◆ **Work to do**: Extract the complete listing and repeat it word for word.

◆ **Provided entries**:
•••••
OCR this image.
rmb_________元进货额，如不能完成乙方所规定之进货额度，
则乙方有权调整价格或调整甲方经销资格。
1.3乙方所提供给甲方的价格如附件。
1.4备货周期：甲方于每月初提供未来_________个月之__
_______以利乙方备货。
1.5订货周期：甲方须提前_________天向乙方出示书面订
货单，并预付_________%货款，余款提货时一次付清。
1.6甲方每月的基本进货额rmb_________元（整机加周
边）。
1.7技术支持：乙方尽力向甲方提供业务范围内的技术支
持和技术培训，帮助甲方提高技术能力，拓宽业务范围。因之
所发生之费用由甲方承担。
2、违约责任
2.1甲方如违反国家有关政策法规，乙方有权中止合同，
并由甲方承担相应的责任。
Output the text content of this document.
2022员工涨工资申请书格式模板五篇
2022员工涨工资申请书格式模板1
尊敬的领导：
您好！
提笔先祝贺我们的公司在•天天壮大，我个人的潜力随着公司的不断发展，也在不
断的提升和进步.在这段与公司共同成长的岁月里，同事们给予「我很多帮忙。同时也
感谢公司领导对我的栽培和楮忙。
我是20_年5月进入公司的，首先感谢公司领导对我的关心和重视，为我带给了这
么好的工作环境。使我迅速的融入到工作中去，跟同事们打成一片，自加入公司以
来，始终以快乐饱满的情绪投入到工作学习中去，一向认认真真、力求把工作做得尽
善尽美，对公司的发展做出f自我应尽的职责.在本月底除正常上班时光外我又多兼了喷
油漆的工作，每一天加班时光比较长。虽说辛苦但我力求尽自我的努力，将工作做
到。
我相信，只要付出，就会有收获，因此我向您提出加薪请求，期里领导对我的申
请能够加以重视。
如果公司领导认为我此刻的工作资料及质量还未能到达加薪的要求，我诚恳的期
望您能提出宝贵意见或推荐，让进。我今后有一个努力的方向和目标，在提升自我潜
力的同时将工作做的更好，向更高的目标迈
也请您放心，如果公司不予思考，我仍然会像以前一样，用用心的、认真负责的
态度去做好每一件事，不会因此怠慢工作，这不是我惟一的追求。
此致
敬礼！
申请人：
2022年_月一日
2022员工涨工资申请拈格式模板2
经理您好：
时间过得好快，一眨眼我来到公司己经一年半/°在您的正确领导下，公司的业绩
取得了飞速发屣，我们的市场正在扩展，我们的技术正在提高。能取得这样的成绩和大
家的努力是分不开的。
•••••
◆ **Solution for this problem**:
OCR this image.
rmb_________元进货额，如不能完成乙方所规定之进货额度，
则乙方有权调整价格或调整甲方经销资格。
1.3乙方所提供给甲方的价格如附件。
1.4备货周期：甲方于每月初提供未来_________个月之__
_______以利乙方备货。
1.5订货周期：甲方须提前_________天向乙方出示书面订
货单，并预付_________%货款，余款提货时一次付清。
1.6甲方每月的基本进货额rmb_________元（整机加周
边）。
1.7技术支持：乙方尽力向甲方提供业务范围内的技术支
持和技术培训，帮助甲方提高技术能力，拓宽业务范围。因之
所发生之费用由甲方承担。
2、违约责任
2.1甲方如违反国家有关政策法规，乙方有权中止合同，
并由甲方承担相应的责任。
Output the text content of this document.
2022员工涨工资申请书格式模板五篇
2022员工涨工资申请书格式模板1
尊敬的领导：
您好！
提笔先祝贺我们的公司在•天天壮大，我个人的潜力随着公司的不断发展，也在不
断的提升和进步.在这段与公司共同成长的岁月里，同事们给予「我很多帮忙。同时也
感谢公司领导对我的栽培和楮忙。
我是20_年5月进入公司的，首先感谢公司领导对我的关心和重视，为我带给了这
么好的工作环境。使我迅速的融入到工作中去，跟同事们打成一片，自加入公司以
来，始终以快乐饱满的情绪投入到工作学习中去，一向认认真真、力求把工作做得尽
善尽美，对公司的发展做出f自我应尽的职责.在本月底除正常上班时光外我又多兼了喷
油漆的工作，每一天加班时光比较长。虽说辛苦但我力求尽自我的努力，将工作做
到。
我相信，只要付出，就会有收获，因此我向您提出加薪请求，期里领导对我的申
请能够加以重视。
如果公司领导认为我此刻的工作资料及质量还未能到达加薪的要求，我诚恳的期
望您能提出宝贵意见或推荐，让进。我今后有一个努力的方向和目标，在提升自我潜
力的同时将工作做的更好，向更高的目标迈
也请您放心，如果公司不予思考，我仍然会像以前一样，用用心的、认真负责的
态度去做好每一件事，不会因此怠慢工作，这不是我惟一的追求。
此致
敬礼！
申请人：
2022年_月一日
2022员工涨工资申请拈格式模板2
经理您好：
时间过得好快，一眨眼我来到公司己经一年半/°在您的正确领导下，公司的业绩
取得了飞速发屣，我们的市场正在扩展，我们的技术正在提高。能取得这样的成绩和大
家的努力是分不开的。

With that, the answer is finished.